Objective: Return each line containing "before".

_ _ _ _ _ _ _

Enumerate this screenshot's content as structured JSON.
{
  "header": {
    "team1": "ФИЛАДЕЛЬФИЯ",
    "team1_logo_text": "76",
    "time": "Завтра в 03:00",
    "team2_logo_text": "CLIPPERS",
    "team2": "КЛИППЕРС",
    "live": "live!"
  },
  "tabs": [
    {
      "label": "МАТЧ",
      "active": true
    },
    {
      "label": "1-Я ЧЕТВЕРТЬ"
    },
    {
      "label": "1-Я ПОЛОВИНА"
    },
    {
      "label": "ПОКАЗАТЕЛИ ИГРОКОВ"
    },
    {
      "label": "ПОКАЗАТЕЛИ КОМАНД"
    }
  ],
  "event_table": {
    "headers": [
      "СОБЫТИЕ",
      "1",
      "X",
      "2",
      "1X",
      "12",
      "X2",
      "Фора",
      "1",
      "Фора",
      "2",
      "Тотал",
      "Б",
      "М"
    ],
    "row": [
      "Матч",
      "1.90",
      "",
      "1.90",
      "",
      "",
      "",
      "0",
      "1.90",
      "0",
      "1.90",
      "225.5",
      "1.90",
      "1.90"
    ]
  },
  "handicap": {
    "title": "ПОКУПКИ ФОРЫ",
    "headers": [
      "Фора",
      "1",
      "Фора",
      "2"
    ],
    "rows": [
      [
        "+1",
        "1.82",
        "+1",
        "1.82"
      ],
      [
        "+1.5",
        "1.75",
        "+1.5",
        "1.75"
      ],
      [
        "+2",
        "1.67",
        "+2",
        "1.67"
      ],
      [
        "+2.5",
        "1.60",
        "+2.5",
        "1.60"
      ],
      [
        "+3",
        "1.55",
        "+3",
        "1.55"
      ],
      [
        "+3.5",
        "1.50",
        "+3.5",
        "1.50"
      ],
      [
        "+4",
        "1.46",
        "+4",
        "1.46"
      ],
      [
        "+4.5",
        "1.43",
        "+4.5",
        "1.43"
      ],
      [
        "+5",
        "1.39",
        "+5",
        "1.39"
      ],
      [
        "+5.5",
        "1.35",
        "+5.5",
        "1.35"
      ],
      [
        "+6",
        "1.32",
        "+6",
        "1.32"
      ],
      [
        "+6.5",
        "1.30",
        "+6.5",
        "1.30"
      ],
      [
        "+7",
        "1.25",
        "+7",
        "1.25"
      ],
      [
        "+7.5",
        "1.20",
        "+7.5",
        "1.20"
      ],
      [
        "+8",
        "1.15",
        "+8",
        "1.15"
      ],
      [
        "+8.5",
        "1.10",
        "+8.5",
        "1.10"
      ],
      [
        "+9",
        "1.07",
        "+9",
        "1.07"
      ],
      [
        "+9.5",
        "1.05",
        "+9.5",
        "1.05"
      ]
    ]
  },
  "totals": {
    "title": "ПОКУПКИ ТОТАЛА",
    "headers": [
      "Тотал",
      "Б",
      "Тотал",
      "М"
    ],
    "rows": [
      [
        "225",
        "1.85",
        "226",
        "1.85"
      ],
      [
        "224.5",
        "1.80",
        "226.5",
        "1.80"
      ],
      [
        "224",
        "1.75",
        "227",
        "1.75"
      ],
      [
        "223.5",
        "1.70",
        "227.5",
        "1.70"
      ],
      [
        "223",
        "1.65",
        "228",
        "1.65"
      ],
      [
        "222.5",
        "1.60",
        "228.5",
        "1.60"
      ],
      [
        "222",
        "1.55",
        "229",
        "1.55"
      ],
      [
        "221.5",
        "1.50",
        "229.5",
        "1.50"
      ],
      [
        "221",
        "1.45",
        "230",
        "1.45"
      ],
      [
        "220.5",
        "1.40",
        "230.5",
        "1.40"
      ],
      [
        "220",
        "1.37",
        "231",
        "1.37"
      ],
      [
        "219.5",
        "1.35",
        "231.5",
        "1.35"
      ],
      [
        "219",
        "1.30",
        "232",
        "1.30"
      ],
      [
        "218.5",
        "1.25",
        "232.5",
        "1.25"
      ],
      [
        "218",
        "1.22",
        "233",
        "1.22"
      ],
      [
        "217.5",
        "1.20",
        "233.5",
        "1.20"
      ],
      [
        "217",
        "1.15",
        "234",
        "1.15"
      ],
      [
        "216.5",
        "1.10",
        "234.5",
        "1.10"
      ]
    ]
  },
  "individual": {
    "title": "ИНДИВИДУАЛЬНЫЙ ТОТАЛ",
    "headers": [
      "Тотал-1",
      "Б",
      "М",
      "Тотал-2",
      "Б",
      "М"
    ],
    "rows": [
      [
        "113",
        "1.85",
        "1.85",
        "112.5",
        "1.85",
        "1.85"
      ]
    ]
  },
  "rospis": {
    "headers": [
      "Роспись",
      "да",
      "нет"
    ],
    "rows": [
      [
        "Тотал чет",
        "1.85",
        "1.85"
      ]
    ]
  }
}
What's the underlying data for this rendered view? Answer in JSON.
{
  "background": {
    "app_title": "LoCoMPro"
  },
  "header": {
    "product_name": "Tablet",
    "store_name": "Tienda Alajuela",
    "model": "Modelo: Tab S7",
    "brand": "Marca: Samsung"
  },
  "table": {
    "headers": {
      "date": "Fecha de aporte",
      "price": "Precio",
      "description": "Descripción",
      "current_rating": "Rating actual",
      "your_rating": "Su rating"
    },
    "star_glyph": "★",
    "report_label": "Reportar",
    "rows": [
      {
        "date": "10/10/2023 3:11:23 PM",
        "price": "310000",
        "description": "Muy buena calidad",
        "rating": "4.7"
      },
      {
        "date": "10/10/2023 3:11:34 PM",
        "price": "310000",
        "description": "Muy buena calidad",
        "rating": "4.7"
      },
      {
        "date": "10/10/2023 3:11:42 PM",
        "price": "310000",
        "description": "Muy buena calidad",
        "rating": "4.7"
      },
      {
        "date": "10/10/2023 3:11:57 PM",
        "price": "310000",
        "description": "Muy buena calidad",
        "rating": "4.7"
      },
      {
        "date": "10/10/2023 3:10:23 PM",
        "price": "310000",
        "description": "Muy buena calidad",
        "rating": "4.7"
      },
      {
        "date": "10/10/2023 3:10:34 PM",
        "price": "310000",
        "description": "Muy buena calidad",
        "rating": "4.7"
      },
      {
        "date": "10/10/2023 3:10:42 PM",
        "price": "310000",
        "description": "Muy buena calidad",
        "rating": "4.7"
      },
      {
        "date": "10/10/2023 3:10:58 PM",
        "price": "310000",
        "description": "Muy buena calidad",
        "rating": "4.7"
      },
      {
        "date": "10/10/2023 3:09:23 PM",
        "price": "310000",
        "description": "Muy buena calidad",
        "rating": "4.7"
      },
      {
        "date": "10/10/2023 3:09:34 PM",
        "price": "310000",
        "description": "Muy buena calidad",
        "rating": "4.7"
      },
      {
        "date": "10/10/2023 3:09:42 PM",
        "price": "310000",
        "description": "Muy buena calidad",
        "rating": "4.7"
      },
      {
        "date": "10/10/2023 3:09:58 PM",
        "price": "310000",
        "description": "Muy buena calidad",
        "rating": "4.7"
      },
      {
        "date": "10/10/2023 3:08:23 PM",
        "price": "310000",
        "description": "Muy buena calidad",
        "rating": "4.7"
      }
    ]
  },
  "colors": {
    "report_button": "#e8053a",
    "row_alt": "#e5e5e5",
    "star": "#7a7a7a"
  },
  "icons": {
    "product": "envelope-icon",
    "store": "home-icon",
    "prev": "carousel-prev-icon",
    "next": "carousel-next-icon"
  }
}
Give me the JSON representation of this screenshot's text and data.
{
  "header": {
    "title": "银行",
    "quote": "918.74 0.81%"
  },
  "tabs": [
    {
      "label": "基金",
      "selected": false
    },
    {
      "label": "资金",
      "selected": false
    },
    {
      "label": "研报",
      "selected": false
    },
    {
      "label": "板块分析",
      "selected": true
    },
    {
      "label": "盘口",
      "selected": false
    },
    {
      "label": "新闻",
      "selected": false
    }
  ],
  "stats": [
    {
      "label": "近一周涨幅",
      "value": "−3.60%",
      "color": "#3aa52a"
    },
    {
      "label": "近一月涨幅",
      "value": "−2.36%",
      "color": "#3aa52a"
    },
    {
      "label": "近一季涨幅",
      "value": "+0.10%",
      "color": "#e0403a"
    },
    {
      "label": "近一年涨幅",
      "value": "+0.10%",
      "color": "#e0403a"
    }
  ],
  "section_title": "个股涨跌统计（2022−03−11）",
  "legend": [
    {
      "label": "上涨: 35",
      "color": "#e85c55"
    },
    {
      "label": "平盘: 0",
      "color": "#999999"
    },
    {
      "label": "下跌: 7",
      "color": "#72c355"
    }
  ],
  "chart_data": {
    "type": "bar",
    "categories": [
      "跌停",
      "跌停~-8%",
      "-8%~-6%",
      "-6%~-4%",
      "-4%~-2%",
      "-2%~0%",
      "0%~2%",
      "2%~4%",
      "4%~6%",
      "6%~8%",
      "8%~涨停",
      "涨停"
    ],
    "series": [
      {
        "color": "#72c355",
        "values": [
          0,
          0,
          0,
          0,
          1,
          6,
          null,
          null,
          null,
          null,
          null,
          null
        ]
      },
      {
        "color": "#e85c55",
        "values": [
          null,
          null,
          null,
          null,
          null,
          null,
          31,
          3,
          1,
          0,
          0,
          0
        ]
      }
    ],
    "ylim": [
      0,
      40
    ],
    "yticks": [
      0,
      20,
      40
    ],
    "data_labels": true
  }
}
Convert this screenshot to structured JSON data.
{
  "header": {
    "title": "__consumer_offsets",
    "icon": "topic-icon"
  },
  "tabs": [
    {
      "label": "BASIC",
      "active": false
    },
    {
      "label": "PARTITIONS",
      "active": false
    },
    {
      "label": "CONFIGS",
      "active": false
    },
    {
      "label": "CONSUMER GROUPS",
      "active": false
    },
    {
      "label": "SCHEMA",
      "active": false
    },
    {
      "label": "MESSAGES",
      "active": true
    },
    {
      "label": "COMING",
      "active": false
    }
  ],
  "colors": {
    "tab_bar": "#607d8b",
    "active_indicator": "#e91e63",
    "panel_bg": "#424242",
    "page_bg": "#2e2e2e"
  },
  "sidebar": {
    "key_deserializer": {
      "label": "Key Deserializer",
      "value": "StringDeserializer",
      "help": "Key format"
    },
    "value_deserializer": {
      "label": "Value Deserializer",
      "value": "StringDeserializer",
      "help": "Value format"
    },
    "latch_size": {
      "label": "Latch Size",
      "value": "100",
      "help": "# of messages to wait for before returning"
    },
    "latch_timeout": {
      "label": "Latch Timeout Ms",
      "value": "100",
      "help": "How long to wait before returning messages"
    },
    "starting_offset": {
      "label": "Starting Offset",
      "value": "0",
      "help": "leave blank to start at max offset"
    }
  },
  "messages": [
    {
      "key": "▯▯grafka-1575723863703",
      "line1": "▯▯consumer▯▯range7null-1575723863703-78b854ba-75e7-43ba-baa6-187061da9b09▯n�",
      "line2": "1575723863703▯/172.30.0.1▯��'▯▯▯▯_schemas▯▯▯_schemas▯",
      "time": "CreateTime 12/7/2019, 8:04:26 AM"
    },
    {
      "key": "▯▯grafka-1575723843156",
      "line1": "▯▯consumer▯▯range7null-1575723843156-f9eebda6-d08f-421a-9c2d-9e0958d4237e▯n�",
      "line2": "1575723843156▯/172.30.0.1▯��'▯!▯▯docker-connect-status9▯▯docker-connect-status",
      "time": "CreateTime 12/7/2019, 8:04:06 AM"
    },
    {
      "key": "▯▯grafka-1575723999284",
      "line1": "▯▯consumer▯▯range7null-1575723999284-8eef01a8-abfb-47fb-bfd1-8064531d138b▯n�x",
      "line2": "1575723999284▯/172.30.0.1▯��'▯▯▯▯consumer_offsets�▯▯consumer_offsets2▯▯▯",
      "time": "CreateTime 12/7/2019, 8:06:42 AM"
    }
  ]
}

_ _ _ _ _ _ _

The result:
      "help": "# of messages to wait for before returning"
      "help": "How long to wait before returning messages"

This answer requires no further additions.